### [Task goal]
Among the entries that follow, tally the lines with the string "Lysák". Give no more than the number.

### [Source records]
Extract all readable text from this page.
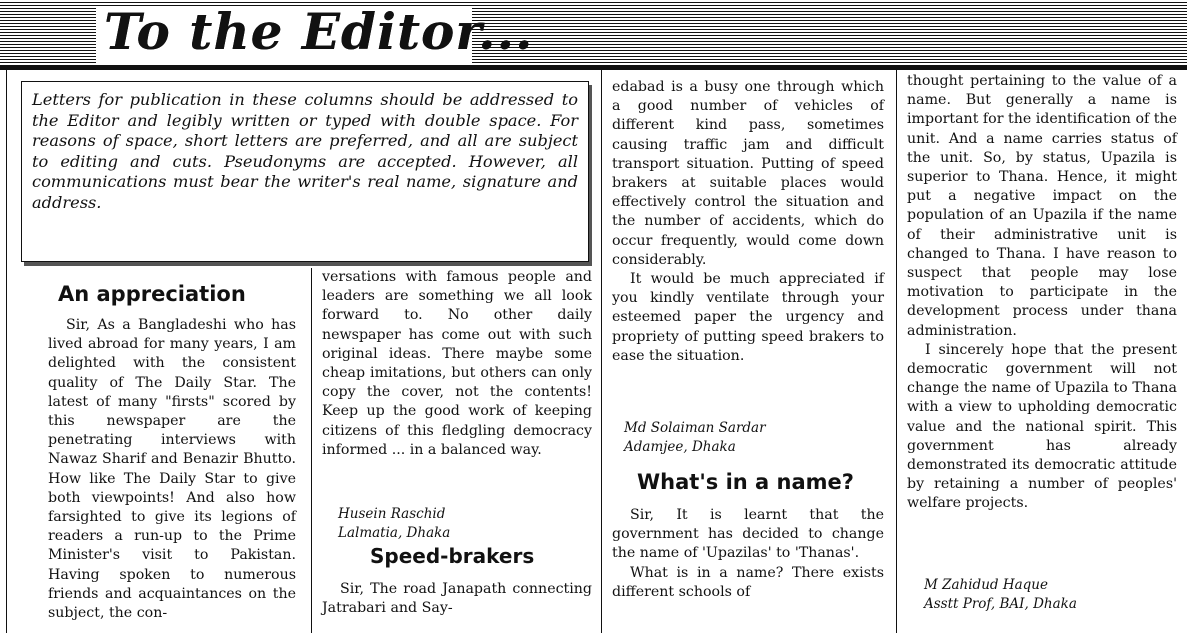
To the Editor...
Letters for publication in these columns should be addressed to the Editor and legibly written or typed with double space. For reasons of space, short letters are preferred, and all are subject to editing and cuts. Pseudonyms are accepted. However, all communications must bear the writer's real name, signature and address.
An appreciation

Sir, As a Bangladeshi who has lived abroad for many years, I am delighted with the consistent quality of The Daily Star. The latest of many "firsts" scored by this newspaper are the penetrating interviews with Nawaz Sharif and Benazir Bhutto. How like The Daily Star to give both viewpoints! And also how farsighted to give its legions of readers a run-up to the Prime Minister's visit to Pakistan. Having spoken to numerous friends and acquaintances on the subject, the con-

versations with famous people and leaders are something we all look forward to. No other daily newspaper has come out with such original ideas. There maybe some cheap imitations, but others can only copy the cover, not the contents! Keep up the good work of keeping citizens of this fledgling democracy informed ... in a balanced way.

Husein Raschid
Lalmatia, Dhaka
Speed-brakers

Sir, The road Janapath connecting Jatrabari and Say-

edabad is a busy one through which a good number of vehicles of different kind pass, sometimes causing traffic jam and difficult transport situation. Putting of speed brakers at suitable places would effectively control the situation and the number of accidents, which do occur frequently, would come down considerably.

It would be much appreciated if you kindly ventilate through your esteemed paper the urgency and propriety of putting speed brakers to ease the situation.

Md Solaiman Sardar
Adamjee, Dhaka
What's in a name?

Sir, It is learnt that the government has decided to change the name of 'Upazilas' to 'Thanas'.

What is in a name? There exists different schools of

thought pertaining to the value of a name. But generally a name is important for the identification of the unit. And a name carries status of the unit. So, by status, Upazila is superior to Thana. Hence, it might put a negative impact on the population of an Upazila if the name of their administrative unit is changed to Thana. I have reason to suspect that people may lose motivation to participate in the development process under thana administration.

I sincerely hope that the present democratic government will not change the name of Upazila to Thana with a view to upholding democratic value and the national spirit. This government has already demonstrated its democratic attitude by retaining a number of peoples' welfare projects.

M Zahidud Haque
Asstt Prof, BAI, Dhaka
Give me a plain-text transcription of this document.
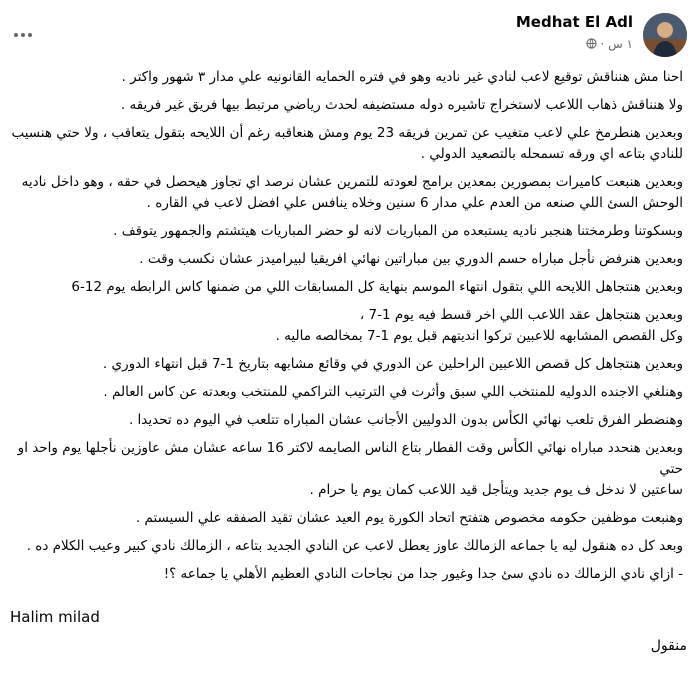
Medhat El Adl
١ س ·

احنا مش هنناقش توقيع لاعب لنادي غير ناديه وهو في فتره الحمايه القانونيه علي مدار ٣ شهور واكتر .

ولا هنناقش ذهاب اللاعب لاستخراج تاشيره دوله مستضيفه لحدث رياضي مرتبط بيها فريق غير فريقه .

وبعدين هنطرمخ علي لاعب متغيب عن تمرين فريقه 23 يوم ومش هنعاقبه رغم أن اللايحه بتقول يتعاقب ، ولا حتي هنسيب
للنادي بتاعه اي ورقه تسمحله بالتصعيد الدولي .

وبعدين هنبعت كاميرات بمصورين بمعدين برامج لعودته للتمرين عشان نرصد اي تجاوز هيحصل في حقه ، وهو داخل ناديه
الوحش السئ اللي صنعه من العدم علي مدار 6 سنين وخلاه ينافس علي افضل لاعب في القاره .

وبسكوتنا وطرمختنا هنجبر ناديه يستبعده من المباريات لانه لو حضر المباريات هيتشتم والجمهور يتوقف .

وبعدين هنرفض نأجل مباراه حسم الدوري بين مباراتين نهائي افريقيا لبيراميدز عشان نكسب وقت .

وبعدين هنتجاهل اللايحه اللي بتقول انتهاء الموسم بنهاية كل المسابقات اللي من ضمنها كاس الرابطه يوم 12-6

وبعدين هنتجاهل عقد اللاعب اللي اخر قسط فيه يوم 1-7 ،
وكل القصص المشابهه للاعبين تركوا انديتهم قبل يوم 1-7 بمخالصه ماليه .

وبعدين هنتجاهل كل قصص اللاعبين الراحلين عن الدوري في وقائع مشابهه بتاريخ 1-7 قبل انتهاء الدوري .

وهنلغي الاجنده الدوليه للمنتخب اللي سبق وأثرت في الترتيب التراكمي للمنتخب وبعدته عن كاس العالم .

وهنضطر الفرق تلعب نهائي الكأس بدون الدوليين الأجانب عشان المباراه تتلعب في اليوم ده تحديدا .

وبعدين هنحدد مباراه نهائي الكأس وقت الفطار بتاع الناس الصايمه لاكتر 16 ساعه عشان مش عاوزين نأجلها يوم واحد او حتي
ساعتين لا ندخل ف يوم جديد ويتأجل قيد اللاعب كمان يوم يا حرام .

وهنبعت موظفين حكومه مخصوص هتفتح اتحاد الكورة يوم العيد عشان تقيد الصفقه علي السيستم .

وبعد كل ده هنقول ليه يا جماعه الزمالك عاوز يعطل لاعب عن النادي الجديد بتاعه ، الزمالك نادي كبير وعيب الكلام ده .

- ازاي نادي الزمالك ده نادي سئ جدا وغيور جدا من نجاحات النادي العظيم الأهلي يا جماعه ؟!

Halim milad
منقول
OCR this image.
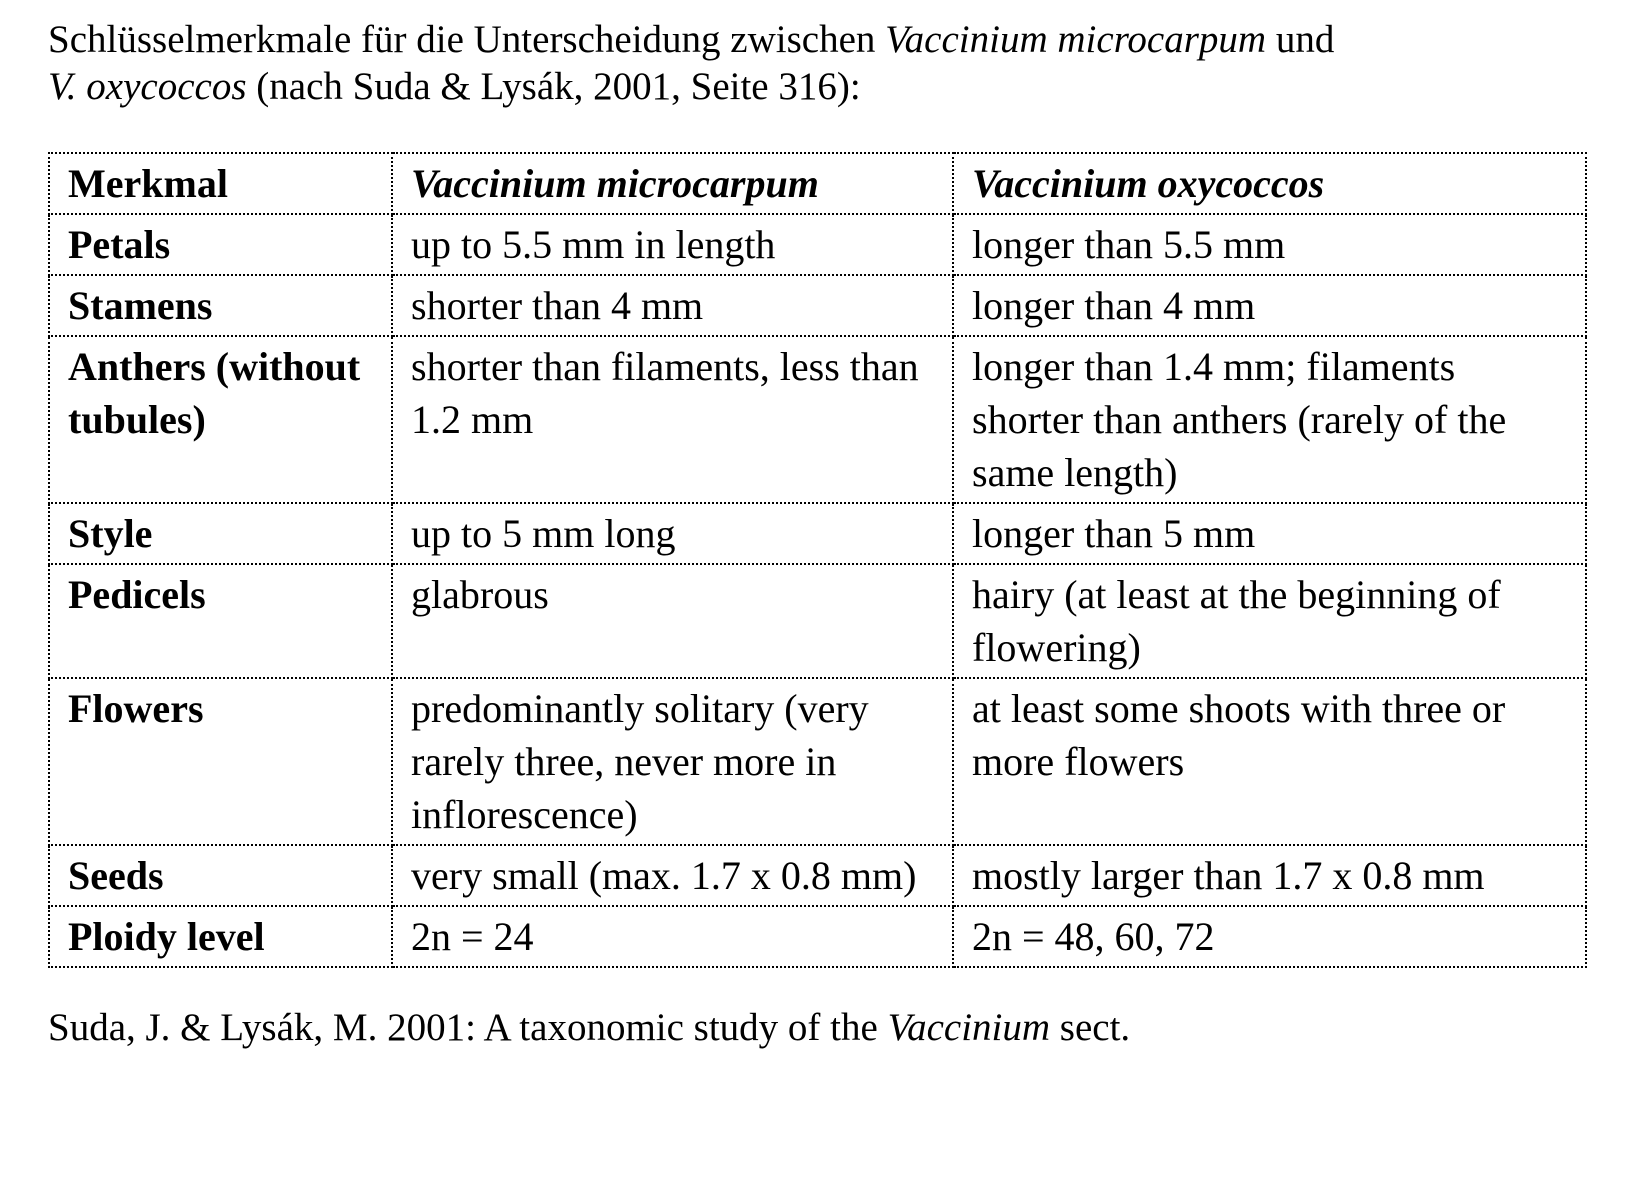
Schlüsselmerkmale für die Unterscheidung zwischen Vaccinium microcarpum und
V. oxycoccos (nach Suda & Lysák, 2001, Seite 316):

Merkmal	Vaccinium microcarpum	Vaccinium oxycoccos
Petals	up to 5.5 mm in length	longer than 5.5 mm
Stamens	shorter than 4 mm	longer than 4 mm
Anthers (without tubules)	shorter than filaments, less than 1.2 mm	longer than 1.4 mm; filaments shorter than anthers (rarely of the same length)
Style	up to 5 mm long	longer than 5 mm
Pedicels	glabrous	hairy (at least at the beginning of flowering)
Flowers	predominantly solitary (very rarely three, never more in inflorescence)	at least some shoots with three or more flowers
Seeds	very small (max. 1.7 x 0.8 mm)	mostly larger than 1.7 x 0.8 mm
Ploidy level	2n = 24	2n = 48, 60, 72

Suda, J. & Lysák, M. 2001: A taxonomic study of the Vaccinium sect.
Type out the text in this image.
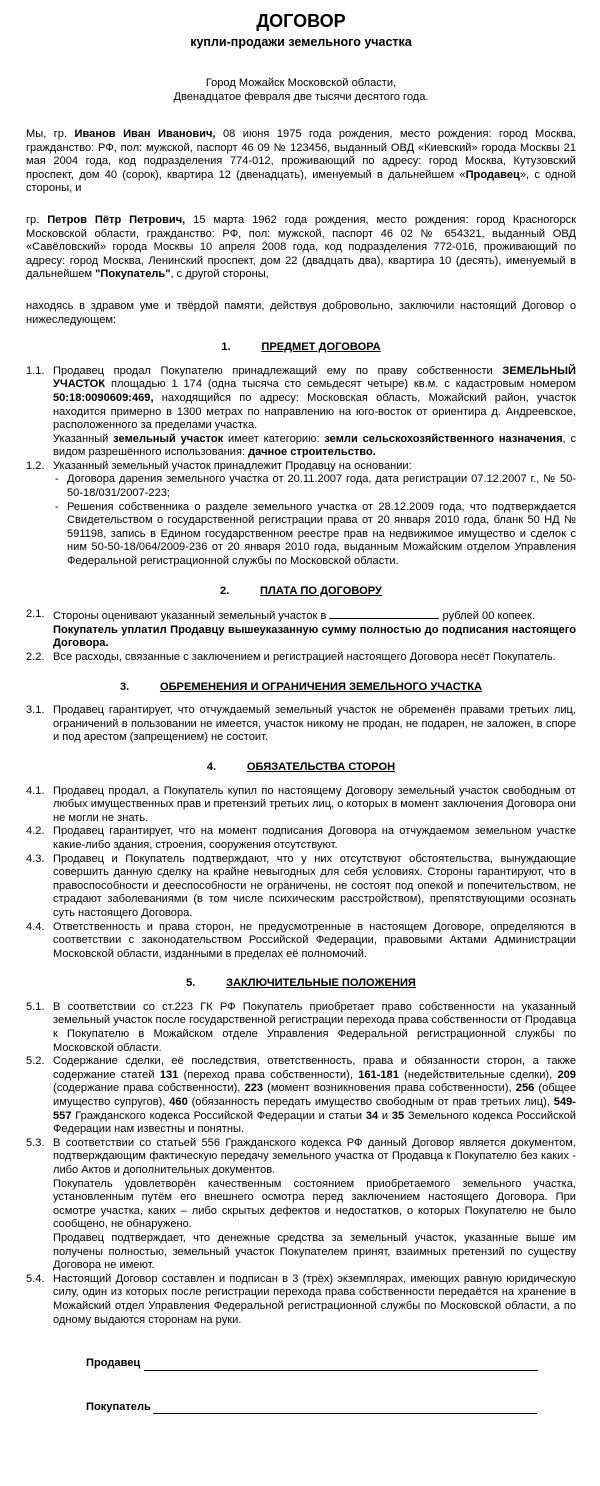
ДОГОВОР
купли-продажи земельного участка
Город Можайск Московской области,
Двенадцатое февраля две тысячи десятого года.
Мы, гр. Иванов Иван Иванович, 08 июня 1975 года рождения, место рождения: город Москва, гражданство: РФ, пол: мужской, паспорт 46 09 № 123456, выданный ОВД «Киевский» города Москвы 21 мая 2004 года, код подразделения 774-012, проживающий по адресу: город Москва, Кутузовский проспект, дом 40 (сорок), квартира 12 (двенадцать), именуемый в дальнейшем «Продавец», с одной стороны, и
гр. Петров Пётр Петрович, 15 марта 1962 года рождения, место рождения: город Красногорск Московской области, гражданство: РФ, пол: мужской, паспорт 46 02 № 654321, выданный ОВД «Савёловский» города Москвы 10 апреля 2008 года, код подразделения 772-016, проживающий по адресу: город Москва, Ленинский проспект, дом 22 (двадцать два), квартира 10 (десять), именуемый в дальнейшем "Покупатель", с другой стороны,
находясь в здравом уме и твёрдой памяти, действуя добровольно, заключили настоящий Договор о нижеследующем:
1.	ПРЕДМЕТ ДОГОВОРА
1.1. Продавец продал Покупателю принадлежащий ему по праву собственности ЗЕМЕЛЬНЫЙ УЧАСТОК площадью 1 174 (одна тысяча сто семьдесят четыре) кв.м. с кадастровым номером 50:18:0090609:469, находящийся по адресу: Московская область, Можайский район, участок находится примерно в 1300 метрах по направлению на юго-восток от ориентира д. Андреевское, расположенного за пределами участка.

Указанный земельный участок имеет категорию: земли сельскохозяйственного назначения, с видом разрешённого использования: дачное строительство.

1.2. Указанный земельный участок принадлежит Продавцу на основании:

- Договора дарения земельного участка от 20.11.2007 года, дата регистрации 07.12.2007 г., № 50-50-18/031/2007-223;
- Решения собственника о разделе земельного участка от 28.12.2009 года, что подтверждается Свидетельством о государственной регистрации права от 20 января 2010 года, бланк 50 НД № 591198, запись в Едином государственном реестре прав на недвижимое имущество и сделок с ним 50-50-18/064/2009-236 от 20 января 2010 года, выданным Можайским отделом Управления Федеральной регистрационной службы по Московской области.
2.	ПЛАТА ПО ДОГОВОРУ
2.1. Стороны оценивают указанный земельный участок в	рублей 00 копеек.

Покупатель уплатил Продавцу вышеуказанную сумму полностью до подписания настоящего Договора.

2.2. Все расходы, связанные с заключением и регистрацией настоящего Договора несёт Покупатель.
3.	ОБРЕМЕНЕНИЯ И ОГРАНИЧЕНИЯ ЗЕМЕЛЬНОГО УЧАСТКА
3.1. Продавец гарантирует, что отчуждаемый земельный участок не обременён правами третьих лиц, ограничений в пользовании не имеется, участок никому не продан, не подарен, не заложен, в споре и под арестом (запрещением) не состоит.
4.	ОБЯЗАТЕЛЬСТВА СТОРОН
4.1. Продавец продал, а Покупатель купил по настоящему Договору земельный участок свободным от любых имущественных прав и претензий третьих лиц, о которых в момент заключения Договора они не могли не знать.
4.2. Продавец гарантирует, что на момент подписания Договора на отчуждаемом земельном участке какие-либо здания, строения, сооружения отсутствуют.
4.3. Продавец и Покупатель подтверждают, что у них отсутствуют обстоятельства, вынуждающие совершить данную сделку на крайне невыгодных для себя условиях. Стороны гарантируют, что в правоспособности и дееспособности не ограничены, не состоят под опекой и попечительством, не страдают заболеваниями (в том числе психическим расстройством), препятствующими осознать суть настоящего Договора.
4.4. Ответственность и права сторон, не предусмотренные в настоящем Договоре, определяются в соответствии с законодательством Российской Федерации, правовыми Актами Администрации Московской области, изданными в пределах её полномочий.
5.	ЗАКЛЮЧИТЕЛЬНЫЕ ПОЛОЖЕНИЯ
5.1. В соответствии со ст.223 ГК РФ Покупатель приобретает право собственности на указанный земельный участок после государственной регистрации перехода права собственности от Продавца к Покупателю в Можайском отделе Управления Федеральной регистрационной службы по Московской области.
5.2. Содержание сделки, её последствия, ответственность, права и обязанности сторон, а также содержание статей 131 (переход права собственности), 161-181 (недействительные сделки), 209 (содержание права собственности), 223 (момент возникновения права собственности), 256 (общее имущество супругов), 460 (обязанность передать имущество свободным от прав третьих лиц), 549-557 Гражданского кодекса Российской Федерации и статьи 34 и 35 Земельного кодекса Российской Федерации нам известны и понятны.
5.3. В соответствии со статьей 556 Гражданского кодекса РФ данный Договор является документом, подтверждающим фактическую передачу земельного участка от Продавца к Покупателю без каких - либо Актов и дополнительных документов.

Покупатель удовлетворён качественным состоянием приобретаемого земельного участка, установленным путём его внешнего осмотра перед заключением настоящего Договора. При осмотре участка, каких – либо скрытых дефектов и недостатков, о которых Покупателю не было сообщено, не обнаружено.

Продавец подтверждает, что денежные средства за земельный участок, указанные выше им получены полностью, земельный участок Покупателем принят, взаимных претензий по существу Договора не имеют.

5.4. Настоящий Договор составлен и подписан в 3 (трёх) экземплярах, имеющих равную юридическую силу, один из которых после регистрации перехода права собственности передаётся на хранение в Можайский отдел Управления Федеральной регистрационной службы по Московской области, а по одному выдаются сторонам на руки.
Продавец
Покупатель
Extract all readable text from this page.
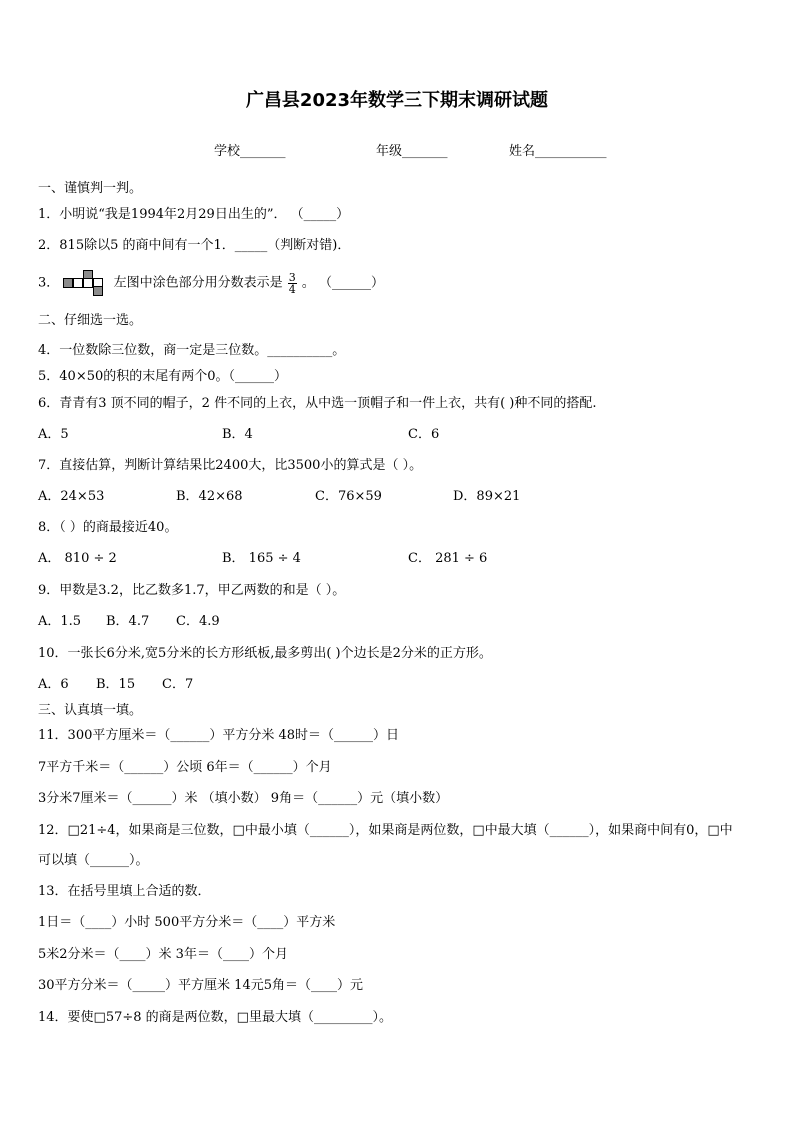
广昌县2023年数学三下期末调研试题
学校_______	年级_______	姓名___________
一、谨慎判一判。
1．小明说“我是1994年2月29日出生的”． （_____）
2．815除以5 的商中间有一个1．_____（判断对错)．
3．	左图中涂色部分用分数表示是 $\frac{3}{4}$ 。 （______）
二、仔细选一选。
4．一位数除三位数，商一定是三位数。__________。
5．40×50的积的末尾有两个0。（______）
6．青青有3 顶不同的帽子，2 件不同的上衣，从中选一顶帽子和一件上衣，共有( )种不同的搭配.
A．5	B．4	C．6
7．直接估算，判断计算结果比2400大，比3500小的算式是（ ）。
A．24×53	B．42×68	C．76×59	D．89×21
8．（ ）的商最接近40。
A． 810 ÷ 2	B． 165 ÷ 4	C． 281 ÷ 6
9．甲数是3.2，比乙数多1.7，甲乙两数的和是（ ）。
A．1.5 B．4.7 C．4.9
10．一张长6分米,宽5分米的长方形纸板,最多剪出( )个边长是2分米的正方形。
A．6 B．15 C．7
三、认真填一填。
11．300平方厘米＝（______）平方分米 48时＝（______）日
7平方千米＝（______）公顷 6年＝（______）个月
3分米7厘米＝（______）米 （填小数） 9角＝（______）元（填小数）
12．□21÷4，如果商是三位数，□中最小填（______），如果商是两位数，□中最大填（______），如果商中间有0，□中
可以填（______）。
13．在括号里填上合适的数．
1日＝（____）小时 500平方分米＝（____）平方米
5米2分米＝（____）米 3年＝（____）个月
30平方分米＝（_____）平方厘米 14元5角＝（____）元
14．要使□57÷8 的商是两位数，□里最大填（_________）。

### [Result for this task]
2